> WHAT THE EXERCISE ASKS
Using the listing below, select the lines with the word "symbols" and copy them.

Collected data
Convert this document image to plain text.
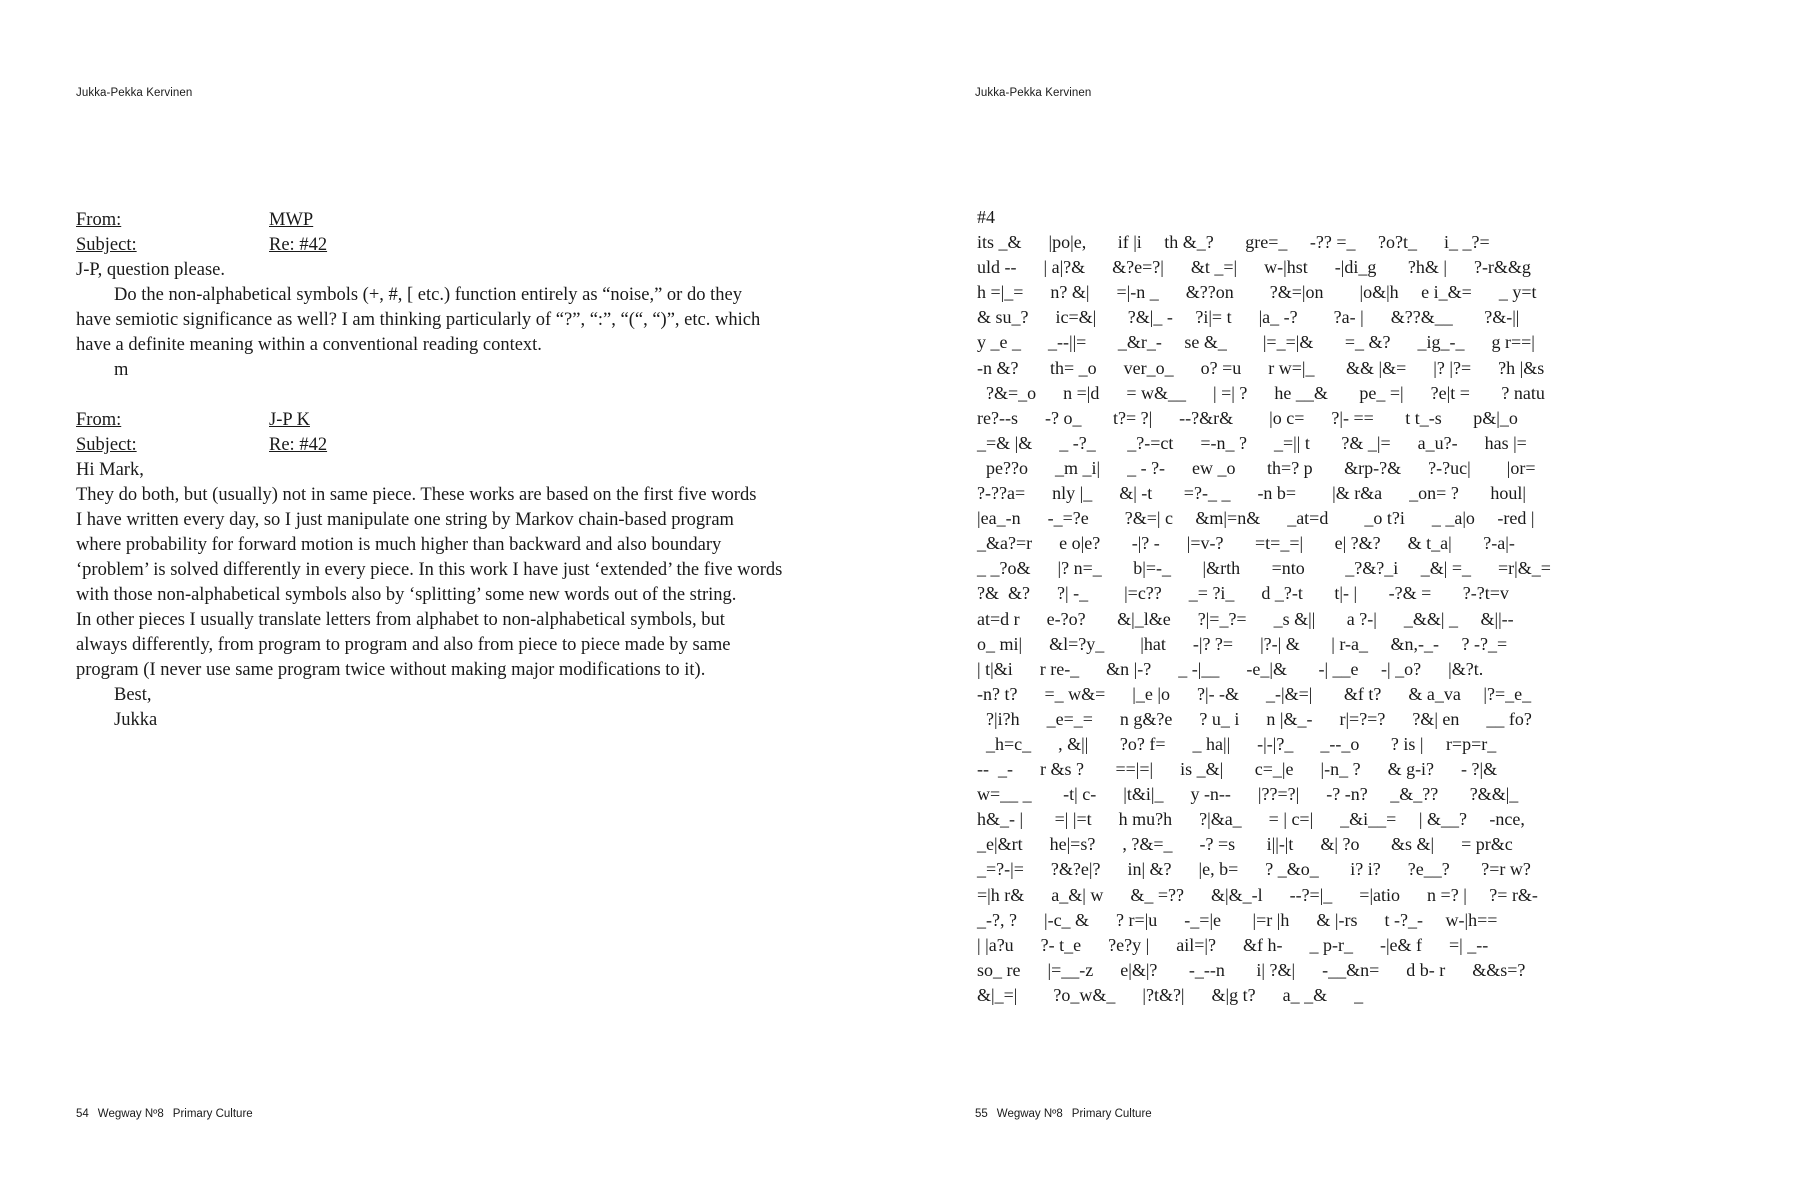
Jukka-Pekka Kervinen
From:	MWP
Subject:	Re: #42
J-P, question please.
Do the non-alphabetical symbols (+, #, [ etc.) function entirely as “noise,” or do they
have semiotic significance as well? I am thinking particularly of “?”, “:”, “(“, “)”, etc. which
have a definite meaning within a conventional reading context.
m
From:	J-P K
Subject:	Re: #42
Hi Mark,
They do both, but (usually) not in same piece. These works are based on the first five words
I have written every day, so I just manipulate one string by Markov chain-based program
where probability for forward motion is much higher than backward and also boundary
‘problem’ is solved differently in every piece. In this work I have just ‘extended’ the five words
with those non-alphabetical symbols also by ‘splitting’ some new words out of the string.
In other pieces I usually translate letters from alphabet to non-alphabetical symbols, but
always differently, from program to program and also from piece to piece made by same
program (I never use same program twice without making major modifications to it).
Best,
Jukka
54 Wegway Nº8 Primary Culture
Jukka-Pekka Kervinen
55 Wegway Nº8 Primary Culture
#4
its _&      |po|e,       if |i     th &_?       gre=_     -?? =_     ?o?t_      i_ _?=
uld --      | a|?&      &?e=?|      &t _=|      w-|hst      -|di_g       ?h& |      ?-r&&g
h =|_=      n? &|      =|-n _      &??on        ?&=|on        |o&|h     e i_&=      _ y=t
& su_?      ic=&|       ?&|_ -     ?i|= t      |a_ -?        ?a- |      &??&__       ?&-||
y _e _      _--||=       _&r_-     se &_        |=_=|&       =_ &?      _ig_-_      g r==|
-n &?       th= _o      ver_o_      o? =u      r w=|_       && |&=      |? |?=      ?h |&s
?&=_o      n =|d      = w&__      | =| ?      he __&       pe_ =|      ?e|t =       ? natu
re?--s      -? o_       t?= ?|      --?&r&        |o c=      ?|- ==       t t_-s       p&|_o
_=& |&      _ -?_       _?-=ct      =-n_ ?      _=|| t       ?& _|=      a_u?-      has |=
pe??o      _m _i|      _ - ?-      ew _o       th=? p       &rp-?&      ?-?uc|        |or=
?-??a=      nly |_      &| -t       =?-_ _      -n b=        |& r&a      _on= ?       houl|
|ea_-n      -_=?e        ?&=| c     &m|=n&      _at=d        _o t?i      _ _a|o     -red |
_&a?=r      e o|e?       -|? -      |=v-?       =t=_=|       e| ?&?      & t_a|       ?-a|-
_ _?o&      |? n=_       b|=-_       |&rth       =nto         _?&?_i     _&| =_      =r|&_=
?&  &?      ?| -_        |=c??      _= ?i_      d _?-t       t|- |       -?& =       ?-?t=v
at=d r      e-?o?       &|_l&e      ?|=_?=      _s &||       a ?-|      _&&| _     &||--
o_ mi|      &l=?y_        |hat      -|? ?=      |?-| &       | r-a_     &n,-_-     ? -?_=
| t|&i      r re-_      &n |-?      _ -|__      -e_|&       -| __e     -| _o?      |&?t.
-n? t?      =_ w&=      |_e |o      ?|- -&      _-|&=|       &f t?      & a_va     |?=_e_
?|i?h      _e=_=      n g&?e      ? u_ i      n |&_-      r|=?=?      ?&| en      __ fo?
_h=c_      , &||       ?o? f=      _ ha||      -|-|?_      _--_o       ? is |     r=p=r_
--  _-      r &s ?       ==|=|      is _&|       c=_|e      |-n_ ?      & g-i?      - ?|&
w=__ _       -t| c-      |t&i|_      y -n--      |??=?|      -? -n?     _&_??       ?&&|_
h&_- |       =| |=t      h mu?h      ?|&a_      = | c=|      _&i__=     | &__?     -nce,
_e|&rt      he|=s?      , ?&=_      -? =s       i||-|t      &| ?o       &s &|      = pr&c
_=?-|=      ?&?e|?      in| &?      |e, b=      ? _&o_       i? i?      ?e__?       ?=r w?
=|h r&      a_&| w      &_ =??      &|&_-l      --?=|_      =|atio      n =? |     ?= r&-
_-?, ?      |-c_ &      ? r=|u      -_=|e       |=r |h      & |-rs      t -?_-     w-|h==
| |a?u      ?- t_e      ?e?y |      ail=|?      &f h-      _ p-r_      -|e& f      =| _--
so_ re      |=__-z      e|&|?       -_--n       i| ?&|      -__&n=      d b- r      &&s=?
&|_=|        ?o_w&_      |?t&?|      &|g t?      a_ _&      _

> TASK OUTPUT
Do the non-alphabetical symbols (+, #, [ etc.) function entirely as “noise,” or do they
with those non-alphabetical symbols also by ‘splitting’ some new words out of the string.
In other pieces I usually translate letters from alphabet to non-alphabetical symbols, but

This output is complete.